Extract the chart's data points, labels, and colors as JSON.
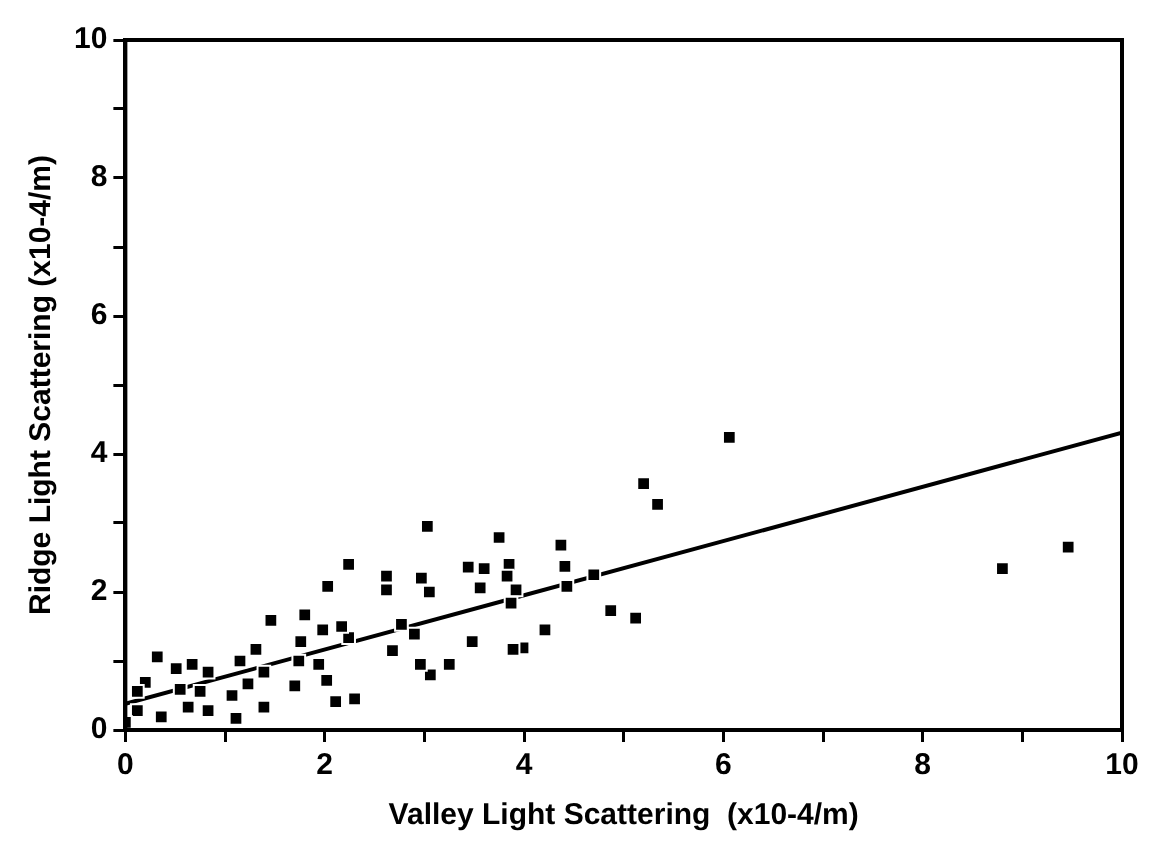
{
  "chart_data": {
    "type": "scatter",
    "xlabel": "Valley Light Scattering  (x10-4/m)",
    "ylabel": "Ridge Light Scattering (x10-4/m)",
    "xlim": [
      0,
      10
    ],
    "ylim": [
      0,
      10
    ],
    "xticks": [
      0,
      {
        "value": 1,
        "label": null
      },
      2,
      {
        "value": 3,
        "label": null
      },
      4,
      {
        "value": 5,
        "label": null
      },
      6,
      {
        "value": 7,
        "label": null
      },
      8,
      {
        "value": 9,
        "label": null
      },
      10
    ],
    "yticks": [
      0,
      {
        "value": 1,
        "label": null
      },
      2,
      {
        "value": 3,
        "label": null
      },
      4,
      {
        "value": 5,
        "label": null
      },
      6,
      {
        "value": 7,
        "label": null
      },
      8,
      {
        "value": 9,
        "label": null
      },
      10
    ],
    "marker": "square",
    "series": [
      {
        "color": "#000000",
        "x": [
          6.06,
          5.2,
          5.34,
          8.8,
          9.46,
          3.03,
          3.75,
          4.37,
          4.7,
          4.41,
          3.6,
          3.44,
          3.56,
          3.85,
          3.83,
          3.92,
          3.87,
          4.43,
          2.62,
          2.62,
          2.97,
          3.05,
          2.24,
          2.03,
          4.87,
          5.12,
          4.21,
          3.99,
          3.89,
          3.48,
          3.25,
          3.06,
          2.96,
          2.77,
          2.9,
          2.68,
          2.24,
          2.17,
          1.98,
          1.8,
          1.76,
          1.46,
          2.02,
          2.11,
          2.3,
          1.94,
          1.74,
          1.7,
          1.31,
          1.15,
          1.39,
          1.23,
          1.39,
          1.11,
          1.07,
          0.83,
          0.67,
          0.51,
          0.32,
          0.2,
          0.36,
          0.63,
          0.83,
          0.12,
          0.0,
          0.55,
          0.75,
          0.12
        ],
        "values": [
          4.24,
          3.57,
          3.27,
          2.34,
          2.65,
          2.95,
          2.79,
          2.68,
          2.25,
          2.37,
          2.34,
          2.36,
          2.06,
          2.4,
          2.23,
          2.03,
          1.84,
          2.08,
          2.23,
          2.03,
          2.2,
          2.0,
          2.4,
          2.08,
          1.73,
          1.62,
          1.45,
          1.19,
          1.17,
          1.28,
          0.95,
          0.8,
          0.95,
          1.53,
          1.39,
          1.15,
          1.34,
          1.5,
          1.45,
          1.67,
          1.28,
          1.59,
          0.72,
          0.41,
          0.45,
          0.95,
          1.0,
          0.64,
          1.17,
          1.0,
          0.84,
          0.67,
          0.33,
          0.17,
          0.5,
          0.84,
          0.95,
          0.89,
          1.06,
          0.69,
          0.19,
          0.33,
          0.28,
          0.28,
          0.11,
          0.59,
          0.56,
          0.56
        ]
      },
      {
        "type": "line",
        "marker": "none",
        "color": "#000000",
        "x": [
          0,
          10
        ],
        "values": [
          0.38,
          4.31
        ]
      }
    ]
  }
}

■ **Brief**:
Reproduce each line of the records exactly, and omit every picture.

■ **Exercise response**:
Extract the chart's data points, labels, and colors as JSON.
{
  "chart_data": {
    "type": "scatter",
    "xlabel": "Valley Light Scattering  (x10-4/m)",
    "ylabel": "Ridge Light Scattering (x10-4/m)",
    "xlim": [
      0,
      10
    ],
    "ylim": [
      0,
      10
    ],
    "xticks": [
      0,
      {
        "value": 1,
        "label": null
      },
      2,
      {
        "value": 3,
        "label": null
      },
      4,
      {
        "value": 5,
        "label": null
      },
      6,
      {
        "value": 7,
        "label": null
      },
      8,
      {
        "value": 9,
        "label": null
      },
      10
    ],
    "yticks": [
      0,
      {
        "value": 1,
        "label": null
      },
      2,
      {
        "value": 3,
        "label": null
      },
      4,
      {
        "value": 5,
        "label": null
      },
      6,
      {
        "value": 7,
        "label": null
      },
      8,
      {
        "value": 9,
        "label": null
      },
      10
    ],
    "marker": "square",
    "series": [
      {
        "color": "#000000",
        "x": [
          6.06,
          5.2,
          5.34,
          8.8,
          9.46,
          3.03,
          3.75,
          4.37,
          4.7,
          4.41,
          3.6,
          3.44,
          3.56,
          3.85,
          3.83,
          3.92,
          3.87,
          4.43,
          2.62,
          2.62,
          2.97,
          3.05,
          2.24,
          2.03,
          4.87,
          5.12,
          4.21,
          3.99,
          3.89,
          3.48,
          3.25,
          3.06,
          2.96,
          2.77,
          2.9,
          2.68,
          2.24,
          2.17,
          1.98,
          1.8,
          1.76,
          1.46,
          2.02,
          2.11,
          2.3,
          1.94,
          1.74,
          1.7,
          1.31,
          1.15,
          1.39,
          1.23,
          1.39,
          1.11,
          1.07,
          0.83,
          0.67,
          0.51,
          0.32,
          0.2,
          0.36,
          0.63,
          0.83,
          0.12,
          0.0,
          0.55,
          0.75,
          0.12
        ],
        "values": [
          4.24,
          3.57,
          3.27,
          2.34,
          2.65,
          2.95,
          2.79,
          2.68,
          2.25,
          2.37,
          2.34,
          2.36,
          2.06,
          2.4,
          2.23,
          2.03,
          1.84,
          2.08,
          2.23,
          2.03,
          2.2,
          2.0,
          2.4,
          2.08,
          1.73,
          1.62,
          1.45,
          1.19,
          1.17,
          1.28,
          0.95,
          0.8,
          0.95,
          1.53,
          1.39,
          1.15,
          1.34,
          1.5,
          1.45,
          1.67,
          1.28,
          1.59,
          0.72,
          0.41,
          0.45,
          0.95,
          1.0,
          0.64,
          1.17,
          1.0,
          0.84,
          0.67,
          0.33,
          0.17,
          0.5,
          0.84,
          0.95,
          0.89,
          1.06,
          0.69,
          0.19,
          0.33,
          0.28,
          0.28,
          0.11,
          0.59,
          0.56,
          0.56
        ]
      },
      {
        "type": "line",
        "marker": "none",
        "color": "#000000",
        "x": [
          0,
          10
        ],
        "values": [
          0.38,
          4.31
        ]
      }
    ]
  }
}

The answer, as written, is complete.